(Stated task)
Reproduce the material from its first line through the line containing "arrow: testing time (414, 932, 574, 1046)", with "probe sites" replaced by "probe locations" and nothing else changed.

* * * * * * *

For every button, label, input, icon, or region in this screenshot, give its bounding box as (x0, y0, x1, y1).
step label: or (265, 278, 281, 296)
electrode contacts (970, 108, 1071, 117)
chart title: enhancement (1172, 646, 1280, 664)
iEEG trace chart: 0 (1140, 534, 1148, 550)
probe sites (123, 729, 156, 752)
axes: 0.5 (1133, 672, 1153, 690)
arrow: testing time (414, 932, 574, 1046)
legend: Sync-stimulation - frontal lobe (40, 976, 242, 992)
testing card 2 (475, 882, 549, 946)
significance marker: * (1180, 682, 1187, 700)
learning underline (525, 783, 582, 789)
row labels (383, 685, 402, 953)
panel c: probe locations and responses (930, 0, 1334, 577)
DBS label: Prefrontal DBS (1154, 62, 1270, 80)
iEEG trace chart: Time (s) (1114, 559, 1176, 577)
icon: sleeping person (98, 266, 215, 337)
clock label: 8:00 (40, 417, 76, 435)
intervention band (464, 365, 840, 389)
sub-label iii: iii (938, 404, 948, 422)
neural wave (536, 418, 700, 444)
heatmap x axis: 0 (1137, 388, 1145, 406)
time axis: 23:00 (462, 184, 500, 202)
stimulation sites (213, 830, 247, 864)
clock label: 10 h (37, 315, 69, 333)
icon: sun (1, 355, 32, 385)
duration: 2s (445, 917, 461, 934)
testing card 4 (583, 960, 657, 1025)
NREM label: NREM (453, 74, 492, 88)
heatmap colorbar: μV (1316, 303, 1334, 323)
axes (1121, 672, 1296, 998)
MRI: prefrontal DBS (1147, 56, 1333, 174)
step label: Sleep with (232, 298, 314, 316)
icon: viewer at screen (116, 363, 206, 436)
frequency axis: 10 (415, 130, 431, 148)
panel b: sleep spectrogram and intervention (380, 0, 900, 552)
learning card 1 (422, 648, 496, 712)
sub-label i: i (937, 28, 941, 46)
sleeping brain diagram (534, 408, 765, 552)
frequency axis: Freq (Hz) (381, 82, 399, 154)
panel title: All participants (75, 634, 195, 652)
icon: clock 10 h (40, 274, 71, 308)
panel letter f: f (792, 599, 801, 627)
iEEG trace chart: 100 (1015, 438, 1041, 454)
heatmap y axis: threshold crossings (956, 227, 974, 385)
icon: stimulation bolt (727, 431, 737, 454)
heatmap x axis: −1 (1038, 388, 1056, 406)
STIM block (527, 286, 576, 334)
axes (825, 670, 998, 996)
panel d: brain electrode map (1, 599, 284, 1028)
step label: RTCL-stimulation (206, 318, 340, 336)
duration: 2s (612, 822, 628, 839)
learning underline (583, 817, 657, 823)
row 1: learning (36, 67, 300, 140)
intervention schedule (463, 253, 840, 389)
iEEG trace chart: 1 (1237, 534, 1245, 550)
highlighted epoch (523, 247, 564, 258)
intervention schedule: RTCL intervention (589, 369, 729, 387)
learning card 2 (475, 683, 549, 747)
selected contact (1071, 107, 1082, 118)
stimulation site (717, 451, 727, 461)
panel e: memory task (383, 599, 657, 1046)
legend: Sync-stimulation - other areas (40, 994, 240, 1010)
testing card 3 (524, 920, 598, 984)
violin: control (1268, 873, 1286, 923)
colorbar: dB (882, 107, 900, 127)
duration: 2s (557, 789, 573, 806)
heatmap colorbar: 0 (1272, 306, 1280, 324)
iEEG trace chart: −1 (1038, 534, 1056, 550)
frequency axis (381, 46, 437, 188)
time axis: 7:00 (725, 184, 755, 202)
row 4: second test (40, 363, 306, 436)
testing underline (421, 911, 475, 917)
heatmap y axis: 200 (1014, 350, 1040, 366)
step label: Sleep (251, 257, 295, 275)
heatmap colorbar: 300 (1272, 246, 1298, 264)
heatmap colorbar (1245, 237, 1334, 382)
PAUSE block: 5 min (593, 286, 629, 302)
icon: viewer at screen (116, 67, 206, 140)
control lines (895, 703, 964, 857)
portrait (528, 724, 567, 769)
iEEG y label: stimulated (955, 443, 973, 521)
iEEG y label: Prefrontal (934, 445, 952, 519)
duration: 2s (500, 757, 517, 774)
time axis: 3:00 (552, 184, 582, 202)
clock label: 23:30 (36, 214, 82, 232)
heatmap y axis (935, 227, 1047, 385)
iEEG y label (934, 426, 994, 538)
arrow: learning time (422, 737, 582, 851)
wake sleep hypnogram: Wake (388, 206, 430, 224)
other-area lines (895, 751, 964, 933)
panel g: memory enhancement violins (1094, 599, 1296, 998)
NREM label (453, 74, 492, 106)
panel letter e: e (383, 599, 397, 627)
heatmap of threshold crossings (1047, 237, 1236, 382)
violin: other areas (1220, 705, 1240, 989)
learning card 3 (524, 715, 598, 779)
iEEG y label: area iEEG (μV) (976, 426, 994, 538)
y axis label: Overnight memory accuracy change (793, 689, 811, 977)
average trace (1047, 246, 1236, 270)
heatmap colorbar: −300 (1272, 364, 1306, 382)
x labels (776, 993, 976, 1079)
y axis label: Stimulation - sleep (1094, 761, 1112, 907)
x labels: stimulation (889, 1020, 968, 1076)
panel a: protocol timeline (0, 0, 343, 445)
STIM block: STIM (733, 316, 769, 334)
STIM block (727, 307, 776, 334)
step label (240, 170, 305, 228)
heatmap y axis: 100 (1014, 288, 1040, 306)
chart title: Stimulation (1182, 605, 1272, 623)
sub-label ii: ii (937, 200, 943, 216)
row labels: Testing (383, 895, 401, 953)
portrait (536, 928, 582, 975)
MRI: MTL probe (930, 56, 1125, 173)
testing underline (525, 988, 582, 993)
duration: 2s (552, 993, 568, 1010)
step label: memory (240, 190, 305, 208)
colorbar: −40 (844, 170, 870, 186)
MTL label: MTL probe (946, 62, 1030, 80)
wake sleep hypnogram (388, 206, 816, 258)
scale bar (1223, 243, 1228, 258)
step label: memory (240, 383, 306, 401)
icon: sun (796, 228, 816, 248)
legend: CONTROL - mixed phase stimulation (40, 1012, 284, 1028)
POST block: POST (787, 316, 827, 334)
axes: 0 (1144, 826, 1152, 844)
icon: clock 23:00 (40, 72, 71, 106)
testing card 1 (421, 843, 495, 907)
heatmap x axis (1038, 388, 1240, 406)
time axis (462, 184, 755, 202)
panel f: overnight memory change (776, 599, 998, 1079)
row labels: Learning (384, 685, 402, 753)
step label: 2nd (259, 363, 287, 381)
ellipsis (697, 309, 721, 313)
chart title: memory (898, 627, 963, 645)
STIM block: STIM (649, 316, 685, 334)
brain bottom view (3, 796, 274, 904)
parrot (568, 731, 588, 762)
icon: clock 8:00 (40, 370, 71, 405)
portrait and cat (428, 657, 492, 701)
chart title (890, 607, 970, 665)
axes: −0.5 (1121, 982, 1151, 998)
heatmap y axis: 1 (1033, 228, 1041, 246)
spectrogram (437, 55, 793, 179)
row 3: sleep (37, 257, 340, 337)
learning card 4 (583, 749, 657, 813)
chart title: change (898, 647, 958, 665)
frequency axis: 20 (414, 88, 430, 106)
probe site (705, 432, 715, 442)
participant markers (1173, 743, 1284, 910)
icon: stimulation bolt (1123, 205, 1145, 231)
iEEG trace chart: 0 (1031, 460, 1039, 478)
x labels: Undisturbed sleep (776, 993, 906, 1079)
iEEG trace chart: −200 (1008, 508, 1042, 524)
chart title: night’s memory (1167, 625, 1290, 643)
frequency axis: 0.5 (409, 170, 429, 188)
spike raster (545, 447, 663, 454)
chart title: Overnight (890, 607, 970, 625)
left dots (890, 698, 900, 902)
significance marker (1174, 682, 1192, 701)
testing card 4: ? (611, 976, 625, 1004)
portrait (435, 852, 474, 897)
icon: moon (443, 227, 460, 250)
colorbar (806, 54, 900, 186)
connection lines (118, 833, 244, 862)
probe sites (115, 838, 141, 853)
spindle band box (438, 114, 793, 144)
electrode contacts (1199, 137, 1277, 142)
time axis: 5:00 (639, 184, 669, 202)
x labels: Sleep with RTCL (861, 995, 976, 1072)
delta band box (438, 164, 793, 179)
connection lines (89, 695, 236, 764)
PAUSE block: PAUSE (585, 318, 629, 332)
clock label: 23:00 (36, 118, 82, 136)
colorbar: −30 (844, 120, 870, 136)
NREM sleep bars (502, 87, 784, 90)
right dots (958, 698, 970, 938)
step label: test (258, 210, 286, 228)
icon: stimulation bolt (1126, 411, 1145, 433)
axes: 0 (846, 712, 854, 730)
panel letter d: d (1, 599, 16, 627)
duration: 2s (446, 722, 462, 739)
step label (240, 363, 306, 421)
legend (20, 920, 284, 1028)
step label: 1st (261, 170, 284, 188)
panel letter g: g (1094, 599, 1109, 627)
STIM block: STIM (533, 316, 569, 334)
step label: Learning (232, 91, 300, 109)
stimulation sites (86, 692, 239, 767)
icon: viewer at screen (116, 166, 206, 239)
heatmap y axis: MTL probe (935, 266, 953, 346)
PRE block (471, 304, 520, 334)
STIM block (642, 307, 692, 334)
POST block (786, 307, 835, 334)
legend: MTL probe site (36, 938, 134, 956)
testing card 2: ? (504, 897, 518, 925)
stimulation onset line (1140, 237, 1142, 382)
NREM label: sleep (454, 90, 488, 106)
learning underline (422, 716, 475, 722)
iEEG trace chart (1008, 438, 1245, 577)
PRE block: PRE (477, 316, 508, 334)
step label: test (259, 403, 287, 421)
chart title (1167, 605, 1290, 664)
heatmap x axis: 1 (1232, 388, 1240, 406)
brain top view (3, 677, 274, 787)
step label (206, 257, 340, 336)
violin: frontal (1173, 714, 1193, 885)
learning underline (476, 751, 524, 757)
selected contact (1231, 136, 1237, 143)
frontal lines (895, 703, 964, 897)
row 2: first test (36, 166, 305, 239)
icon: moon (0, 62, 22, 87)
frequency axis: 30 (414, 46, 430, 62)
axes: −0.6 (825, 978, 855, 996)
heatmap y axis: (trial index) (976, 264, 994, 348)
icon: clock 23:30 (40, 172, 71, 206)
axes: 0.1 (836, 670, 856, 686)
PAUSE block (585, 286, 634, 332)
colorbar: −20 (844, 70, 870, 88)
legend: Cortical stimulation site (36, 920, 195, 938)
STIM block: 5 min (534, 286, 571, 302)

* * * * * * *

(Answer for this exercise)
For every button, label, input, icon, or region in this screenshot, give its bounding box as (x0, y0, x1, y1).
step label: or (265, 278, 281, 296)
electrode contacts (970, 108, 1071, 117)
chart title: enhancement (1172, 646, 1280, 664)
iEEG trace chart: 0 (1140, 534, 1148, 550)
probe locations (123, 729, 156, 752)
axes: 0.5 (1133, 672, 1153, 690)
arrow: testing time (414, 932, 574, 1046)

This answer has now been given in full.